▶ WHAT YOU HAVE TO DO: Exactly reproduce the lines that follow.

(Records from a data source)
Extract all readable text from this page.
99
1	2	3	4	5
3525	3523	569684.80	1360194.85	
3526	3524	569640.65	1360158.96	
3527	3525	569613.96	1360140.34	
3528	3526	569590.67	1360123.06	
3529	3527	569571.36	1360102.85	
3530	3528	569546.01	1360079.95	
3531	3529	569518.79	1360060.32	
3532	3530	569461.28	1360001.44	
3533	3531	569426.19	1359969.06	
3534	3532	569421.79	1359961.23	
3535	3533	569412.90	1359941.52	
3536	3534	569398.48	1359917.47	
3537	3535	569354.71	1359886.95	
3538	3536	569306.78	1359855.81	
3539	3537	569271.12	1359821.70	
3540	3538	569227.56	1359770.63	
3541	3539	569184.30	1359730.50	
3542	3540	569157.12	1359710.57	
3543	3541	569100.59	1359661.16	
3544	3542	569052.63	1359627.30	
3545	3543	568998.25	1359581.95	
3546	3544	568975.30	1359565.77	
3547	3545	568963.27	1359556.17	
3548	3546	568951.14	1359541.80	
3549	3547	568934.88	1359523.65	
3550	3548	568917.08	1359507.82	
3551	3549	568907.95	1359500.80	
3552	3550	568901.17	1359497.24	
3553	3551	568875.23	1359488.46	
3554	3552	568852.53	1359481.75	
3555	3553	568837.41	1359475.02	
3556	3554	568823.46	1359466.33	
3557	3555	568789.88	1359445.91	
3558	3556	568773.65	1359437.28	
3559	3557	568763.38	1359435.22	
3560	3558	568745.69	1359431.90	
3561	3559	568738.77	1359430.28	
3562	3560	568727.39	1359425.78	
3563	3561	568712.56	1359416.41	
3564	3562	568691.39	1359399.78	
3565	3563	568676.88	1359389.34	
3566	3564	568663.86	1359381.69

▶ SOLUTION:
Extract all readable text from this page.
99
1	2	3	4	5
3525	3523	569684.80	1360194.85	
3526	3524	569640.65	1360158.96	
3527	3525	569613.96	1360140.34	
3528	3526	569590.67	1360123.06	
3529	3527	569571.36	1360102.85	
3530	3528	569546.01	1360079.95	
3531	3529	569518.79	1360060.32	
3532	3530	569461.28	1360001.44	
3533	3531	569426.19	1359969.06	
3534	3532	569421.79	1359961.23	
3535	3533	569412.90	1359941.52	
3536	3534	569398.48	1359917.47	
3537	3535	569354.71	1359886.95	
3538	3536	569306.78	1359855.81	
3539	3537	569271.12	1359821.70	
3540	3538	569227.56	1359770.63	
3541	3539	569184.30	1359730.50	
3542	3540	569157.12	1359710.57	
3543	3541	569100.59	1359661.16	
3544	3542	569052.63	1359627.30	
3545	3543	568998.25	1359581.95	
3546	3544	568975.30	1359565.77	
3547	3545	568963.27	1359556.17	
3548	3546	568951.14	1359541.80	
3549	3547	568934.88	1359523.65	
3550	3548	568917.08	1359507.82	
3551	3549	568907.95	1359500.80	
3552	3550	568901.17	1359497.24	
3553	3551	568875.23	1359488.46	
3554	3552	568852.53	1359481.75	
3555	3553	568837.41	1359475.02	
3556	3554	568823.46	1359466.33	
3557	3555	568789.88	1359445.91	
3558	3556	568773.65	1359437.28	
3559	3557	568763.38	1359435.22	
3560	3558	568745.69	1359431.90	
3561	3559	568738.77	1359430.28	
3562	3560	568727.39	1359425.78	
3563	3561	568712.56	1359416.41	
3564	3562	568691.39	1359399.78	
3565	3563	568676.88	1359389.34	
3566	3564	568663.86	1359381.69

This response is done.